[Begin]

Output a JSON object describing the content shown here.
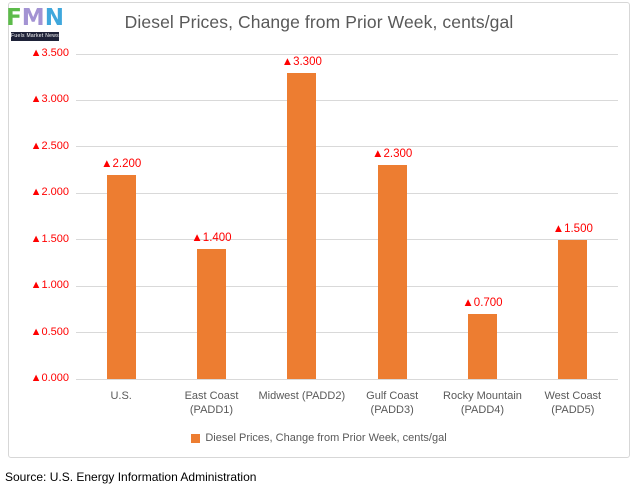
{
  "logo": {
    "letters": [
      {
        "char": "F",
        "color": "#5cbb4a"
      },
      {
        "char": "M",
        "color": "#a championship"
      },
      {
        "char": "N",
        "color": "#3fa7dc"
      }
    ],
    "strip_text": "Fuels Market News"
  },
  "header": {
    "title": "Diesel Prices, Change from Prior Week, cents/gal"
  },
  "chart_data": {
    "type": "bar",
    "title": "Diesel Prices, Change from Prior Week, cents/gal",
    "categories": [
      "U.S.",
      "East Coast (PADD1)",
      "Midwest (PADD2)",
      "Gulf Coast (PADD3)",
      "Rocky Mountain (PADD4)",
      "West Coast (PADD5)"
    ],
    "category_lines": [
      [
        "U.S."
      ],
      [
        "East Coast",
        "(PADD1)"
      ],
      [
        "Midwest (PADD2)"
      ],
      [
        "Gulf Coast",
        "(PADD3)"
      ],
      [
        "Rocky Mountain",
        "(PADD4)"
      ],
      [
        "West Coast",
        "(PADD5)"
      ]
    ],
    "values": [
      2.2,
      1.4,
      3.3,
      2.3,
      0.7,
      1.5
    ],
    "data_labels": [
      "▲2.200",
      "▲1.400",
      "▲3.300",
      "▲2.300",
      "▲0.700",
      "▲1.500"
    ],
    "ylim": [
      0,
      3.5
    ],
    "tick_step": 0.5,
    "y_tick_labels": [
      "▲0.000",
      "▲0.500",
      "▲1.000",
      "▲1.500",
      "▲2.000",
      "▲2.500",
      "▲3.000",
      "▲3.500"
    ],
    "bar_color": "#ED7D31",
    "label_color": "#FF0000",
    "grid_color": "#d9d9d9",
    "grid": true,
    "legend_position": "bottom"
  },
  "legend": {
    "label": "Diesel Prices, Change from Prior Week, cents/gal",
    "swatch_color": "#ED7D31"
  },
  "source": {
    "text": "Source: U.S. Energy Information Administration"
  }
}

[End]

Give the number of lines above that hold the word "Mountain", and nothing more.

* Task output *
2